**Given passage**.
#####

OZ: I really do believe that. That’s not to say that drug traffickers aren’t real or that the violence isn’t real—of course they are—but that our understanding of all that has been filtered through what UNAM sociologist Luis Astorga calls the “narco matrix.” This is the idea that drug traffickers are a separate entity from the government and that they’ve amassed so much power that they pose a threat to the state. That’s completely wrong.
Traffickers have never really had any say in political life in Mexico because they’ve always been subordinate to the state. Take the ’70s, after US and Mexican authorities destroyed marijuana and poppy crops in Sinaloa through Operation Condor and created a national drug network out of the city of Guadalajara. Officials didn’t just cut deals back then; they dominated traffickers.
The best-known traffickers in the ’70s—Miguel Ángel Félix Gallardo, Ernesto Fonseca Carillo, Rafael Caro Quintero—had intimate relationships with government officials. Félix Gallardo was always dining with Mexican authorities in famous restaurants. These guys weren’t outlaws; they were part of the system.
The common perception we have of them, and especially after a series like Narcos, is that they were very powerful and at some point started overwhelming the state itself. That was never the case in Mexico. Traffickers were cops who functioned as drug lords and had a very organic relationship with power. For example, Caro Quintero and Félix Gallardo participated in Cold War efforts on Mexican soil. They facilitated CIA training of contras, who were then sent to Nicaragua. They contributed money and weapons in direct coordination with the CIA. I know this sounds very conspiratorial, but it’s not—there’s a famous book written by scholars Peter Dale Scott and Jonathan Marshall called Cocaine Politics that makes this point. It’s strange that even though there’s clear documentation, this has never become widely known, because the official narrative—that these traffickers are out of control, that they’re independent of official institutions, and that they can challenge the Mexican government—is very powerful.

#####

Stored entries:
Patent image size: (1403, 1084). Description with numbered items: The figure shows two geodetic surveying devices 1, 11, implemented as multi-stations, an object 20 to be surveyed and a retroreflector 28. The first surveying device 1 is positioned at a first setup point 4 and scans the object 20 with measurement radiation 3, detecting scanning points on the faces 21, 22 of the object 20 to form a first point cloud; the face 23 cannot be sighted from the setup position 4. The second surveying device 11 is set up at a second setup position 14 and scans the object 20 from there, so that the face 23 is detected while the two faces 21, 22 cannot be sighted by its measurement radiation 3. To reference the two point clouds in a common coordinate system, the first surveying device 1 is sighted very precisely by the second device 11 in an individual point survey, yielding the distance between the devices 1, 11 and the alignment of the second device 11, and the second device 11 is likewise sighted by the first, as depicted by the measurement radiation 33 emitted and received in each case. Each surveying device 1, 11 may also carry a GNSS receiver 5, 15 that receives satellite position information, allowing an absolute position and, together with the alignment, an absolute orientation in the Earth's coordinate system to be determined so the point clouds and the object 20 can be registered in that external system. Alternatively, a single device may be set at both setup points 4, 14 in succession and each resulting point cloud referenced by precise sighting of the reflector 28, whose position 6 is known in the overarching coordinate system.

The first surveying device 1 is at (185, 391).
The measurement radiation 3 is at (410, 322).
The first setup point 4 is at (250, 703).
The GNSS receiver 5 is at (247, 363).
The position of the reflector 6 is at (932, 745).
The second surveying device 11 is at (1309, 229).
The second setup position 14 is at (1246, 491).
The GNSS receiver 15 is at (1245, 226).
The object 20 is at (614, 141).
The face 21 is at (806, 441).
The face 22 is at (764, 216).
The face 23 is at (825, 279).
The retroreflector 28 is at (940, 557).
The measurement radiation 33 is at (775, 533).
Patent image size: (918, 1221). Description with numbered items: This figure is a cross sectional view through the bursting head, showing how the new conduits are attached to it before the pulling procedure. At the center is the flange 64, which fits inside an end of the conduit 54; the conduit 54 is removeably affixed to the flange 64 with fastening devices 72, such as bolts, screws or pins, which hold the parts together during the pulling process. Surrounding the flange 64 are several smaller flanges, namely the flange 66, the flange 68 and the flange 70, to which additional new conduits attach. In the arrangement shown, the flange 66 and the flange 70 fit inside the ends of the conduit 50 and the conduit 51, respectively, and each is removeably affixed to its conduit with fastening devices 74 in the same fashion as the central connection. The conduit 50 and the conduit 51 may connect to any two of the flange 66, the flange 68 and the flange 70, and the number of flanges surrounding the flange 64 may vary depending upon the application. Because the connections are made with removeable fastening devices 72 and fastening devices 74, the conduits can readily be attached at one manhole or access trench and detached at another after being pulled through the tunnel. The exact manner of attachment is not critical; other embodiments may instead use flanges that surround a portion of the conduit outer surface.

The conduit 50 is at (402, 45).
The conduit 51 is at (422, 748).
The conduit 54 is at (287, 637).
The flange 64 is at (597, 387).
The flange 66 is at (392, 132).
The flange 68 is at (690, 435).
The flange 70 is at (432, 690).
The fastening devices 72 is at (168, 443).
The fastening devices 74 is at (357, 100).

#####

**Set tasks**.
a - In the interview on Mexican drug trafficking, what is the title of the book by Peter Dale Scott and Jonathan Marshall?
b - Transcribe the records verbatim from their first line through the line holding "The GNSS receiver 15 is at (1245, 226).", with both ends included.

**Answers for this exercise**.
a - Cocaine Politics

b -
Patent image size: (1403, 1084). Description with numbered items: The figure shows two geodetic surveying devices 1, 11, implemented as multi-stations, an object 20 to be surveyed and a retroreflector 28. The first surveying device 1 is positioned at a first setup point 4 and scans the object 20 with measurement radiation 3, detecting scanning points on the faces 21, 22 of the object 20 to form a first point cloud; the face 23 cannot be sighted from the setup position 4. The second surveying device 11 is set up at a second setup position 14 and scans the object 20 from there, so that the face 23 is detected while the two faces 21, 22 cannot be sighted by its measurement radiation 3. To reference the two point clouds in a common coordinate system, the first surveying device 1 is sighted very precisely by the second device 11 in an individual point survey, yielding the distance between the devices 1, 11 and the alignment of the second device 11, and the second device 11 is likewise sighted by the first, as depicted by the measurement radiation 33 emitted and received in each case. Each surveying device 1, 11 may also carry a GNSS receiver 5, 15 that receives satellite position information, allowing an absolute position and, together with the alignment, an absolute orientation in the Earth's coordinate system to be determined so the point clouds and the object 20 can be registered in that external system. Alternatively, a single device may be set at both setup points 4, 14 in succession and each resulting point cloud referenced by precise sighting of the reflector 28, whose position 6 is known in the overarching coordinate system.

The first surveying device 1 is at (185, 391).
The measurement radiation 3 is at (410, 322).
The first setup point 4 is at (250, 703).
The GNSS receiver 5 is at (247, 363).
The position of the reflector 6 is at (932, 745).
The second surveying device 11 is at (1309, 229).
The second setup position 14 is at (1246, 491).
The GNSS receiver 15 is at (1245, 226).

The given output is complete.